## begin MATERIAL FOR THIS EXERCISE
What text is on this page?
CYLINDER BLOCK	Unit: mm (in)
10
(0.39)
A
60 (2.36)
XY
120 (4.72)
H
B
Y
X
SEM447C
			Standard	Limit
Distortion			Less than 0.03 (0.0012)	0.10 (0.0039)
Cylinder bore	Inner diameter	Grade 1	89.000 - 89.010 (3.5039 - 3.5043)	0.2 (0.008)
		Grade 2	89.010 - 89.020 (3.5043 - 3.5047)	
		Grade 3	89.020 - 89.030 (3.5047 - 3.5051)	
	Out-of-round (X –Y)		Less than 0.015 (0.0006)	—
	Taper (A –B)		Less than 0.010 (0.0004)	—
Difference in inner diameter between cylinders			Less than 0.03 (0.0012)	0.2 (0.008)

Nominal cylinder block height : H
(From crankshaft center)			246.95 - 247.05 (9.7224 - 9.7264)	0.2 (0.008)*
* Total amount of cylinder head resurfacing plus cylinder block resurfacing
## end MATERIAL FOR THIS EXERCISE
__PROBLEM STATEMENT__
Extract the data exactly as given.

__RESULT FOR THIS TASK__
What text is on this page?
CYLINDER BLOCK	Unit: mm (in)
10
(0.39)
A
60 (2.36)
XY
120 (4.72)
H
B
Y
X
SEM447C
			Standard	Limit
Distortion			Less than 0.03 (0.0012)	0.10 (0.0039)
Cylinder bore	Inner diameter	Grade 1	89.000 - 89.010 (3.5039 - 3.5043)	0.2 (0.008)
		Grade 2	89.010 - 89.020 (3.5043 - 3.5047)	
		Grade 3	89.020 - 89.030 (3.5047 - 3.5051)	
	Out-of-round (X –Y)		Less than 0.015 (0.0006)	—
	Taper (A –B)		Less than 0.010 (0.0004)	—
Difference in inner diameter between cylinders			Less than 0.03 (0.0012)	0.2 (0.008)

Nominal cylinder block height : H
(From crankshaft center)			246.95 - 247.05 (9.7224 - 9.7264)	0.2 (0.008)*
* Total amount of cylinder head resurfacing plus cylinder block resurfacing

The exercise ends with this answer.